Excerpt to read ::
+--

Traveling Mercies February 22, 2021

St. Peter’s by-the-Sea, Gulfport, MS    

Keeping close while keeping our distance.  
A weekly guide for this journey.
Our destination: Big Love BACK By the Sea.

February 22, 2021

The Good News

Lenten Program
“Will you strive for justice and peace among all people,
and respect the dignity of every human being?
I will, with God’s help.”
[BCP Baptismal Covenant]

This year’s topic for Lenten discussion will cover Dignity in many forms.
In conjunction with Church of the Redeemer’s Father Chris Robinson, we will discuss the importance of practicing civility and humanity throughout several segments of our society:
Political, Theological, Social, Economic and Racial.

Tentatively, our meetings will alternate Wednesdays between St. Peter’s and Redeemer, at 6pm, and take place in-person and through Zoom meetings.

Check our Facebook page for updates.

+--

Element region listings
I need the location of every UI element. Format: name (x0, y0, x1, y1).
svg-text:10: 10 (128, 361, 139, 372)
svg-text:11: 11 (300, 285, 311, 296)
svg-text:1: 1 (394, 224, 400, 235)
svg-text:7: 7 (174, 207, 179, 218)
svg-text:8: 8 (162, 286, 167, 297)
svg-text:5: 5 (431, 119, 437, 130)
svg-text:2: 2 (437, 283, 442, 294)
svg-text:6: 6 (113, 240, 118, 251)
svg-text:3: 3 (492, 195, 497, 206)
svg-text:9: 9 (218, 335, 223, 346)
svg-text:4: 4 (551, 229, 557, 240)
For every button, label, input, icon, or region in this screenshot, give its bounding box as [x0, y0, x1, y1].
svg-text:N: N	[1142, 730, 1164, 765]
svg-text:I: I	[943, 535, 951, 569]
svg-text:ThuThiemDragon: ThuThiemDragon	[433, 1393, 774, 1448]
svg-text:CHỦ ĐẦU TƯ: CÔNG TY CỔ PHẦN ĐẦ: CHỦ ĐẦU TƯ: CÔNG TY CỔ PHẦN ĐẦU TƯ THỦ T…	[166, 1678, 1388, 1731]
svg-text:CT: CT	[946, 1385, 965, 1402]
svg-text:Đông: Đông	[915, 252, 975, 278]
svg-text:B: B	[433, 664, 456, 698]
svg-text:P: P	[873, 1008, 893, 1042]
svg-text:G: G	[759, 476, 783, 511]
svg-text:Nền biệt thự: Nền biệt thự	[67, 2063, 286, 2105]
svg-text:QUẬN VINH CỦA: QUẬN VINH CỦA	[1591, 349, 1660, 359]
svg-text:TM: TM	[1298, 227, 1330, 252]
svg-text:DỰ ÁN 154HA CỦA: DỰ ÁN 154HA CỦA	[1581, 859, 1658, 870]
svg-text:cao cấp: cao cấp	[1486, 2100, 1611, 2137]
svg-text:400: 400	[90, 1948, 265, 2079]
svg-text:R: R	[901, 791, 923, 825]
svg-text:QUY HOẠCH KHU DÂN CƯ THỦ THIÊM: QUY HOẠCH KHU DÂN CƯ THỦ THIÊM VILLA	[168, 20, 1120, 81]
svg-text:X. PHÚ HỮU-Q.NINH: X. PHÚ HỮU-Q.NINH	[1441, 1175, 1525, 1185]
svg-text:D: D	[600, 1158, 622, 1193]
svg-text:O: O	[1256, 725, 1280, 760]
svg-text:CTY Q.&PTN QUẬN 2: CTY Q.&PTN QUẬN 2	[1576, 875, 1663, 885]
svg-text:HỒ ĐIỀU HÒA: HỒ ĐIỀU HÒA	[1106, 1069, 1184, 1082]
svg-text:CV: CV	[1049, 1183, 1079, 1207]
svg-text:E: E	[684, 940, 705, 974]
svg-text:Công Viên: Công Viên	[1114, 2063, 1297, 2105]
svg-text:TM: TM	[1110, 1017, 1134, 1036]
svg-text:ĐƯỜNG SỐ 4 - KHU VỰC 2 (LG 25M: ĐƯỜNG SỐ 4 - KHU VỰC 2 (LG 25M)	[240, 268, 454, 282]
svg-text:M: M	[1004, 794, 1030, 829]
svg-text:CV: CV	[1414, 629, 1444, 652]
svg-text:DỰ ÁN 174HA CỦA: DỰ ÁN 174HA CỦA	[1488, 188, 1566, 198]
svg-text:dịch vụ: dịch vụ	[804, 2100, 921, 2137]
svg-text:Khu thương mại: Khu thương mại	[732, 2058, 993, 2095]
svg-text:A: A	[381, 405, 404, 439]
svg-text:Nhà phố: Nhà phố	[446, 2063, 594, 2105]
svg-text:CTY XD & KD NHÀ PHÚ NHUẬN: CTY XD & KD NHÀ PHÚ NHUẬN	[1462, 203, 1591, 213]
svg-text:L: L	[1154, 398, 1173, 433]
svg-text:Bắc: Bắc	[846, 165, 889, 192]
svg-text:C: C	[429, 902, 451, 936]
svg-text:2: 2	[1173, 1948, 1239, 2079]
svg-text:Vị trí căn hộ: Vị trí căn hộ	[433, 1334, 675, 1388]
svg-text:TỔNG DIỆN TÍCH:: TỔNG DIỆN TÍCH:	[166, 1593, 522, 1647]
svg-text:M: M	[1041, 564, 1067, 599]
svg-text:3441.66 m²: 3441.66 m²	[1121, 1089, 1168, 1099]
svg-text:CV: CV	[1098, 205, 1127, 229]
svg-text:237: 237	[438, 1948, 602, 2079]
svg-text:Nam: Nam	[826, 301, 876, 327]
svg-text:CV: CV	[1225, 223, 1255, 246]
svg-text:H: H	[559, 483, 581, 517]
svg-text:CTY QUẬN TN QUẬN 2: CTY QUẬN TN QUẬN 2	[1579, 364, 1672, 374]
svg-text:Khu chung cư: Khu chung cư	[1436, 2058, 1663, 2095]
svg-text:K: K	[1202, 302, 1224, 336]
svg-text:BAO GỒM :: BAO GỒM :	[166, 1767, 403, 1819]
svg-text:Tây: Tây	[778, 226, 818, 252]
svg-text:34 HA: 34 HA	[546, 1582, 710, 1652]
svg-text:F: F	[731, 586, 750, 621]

+--

What to produce ::
From the newsletter, reproduce the passage starting with "St. Peter’s by-the-Sea, Gulfport, MS" and going on through "By the Sea.".

Solved problem ::
St. Peter’s by-the-Sea, Gulfport, MS    

Keeping close while keeping our distance.  
A weekly guide for this journey.
Our destination: Big Love BACK By the Sea.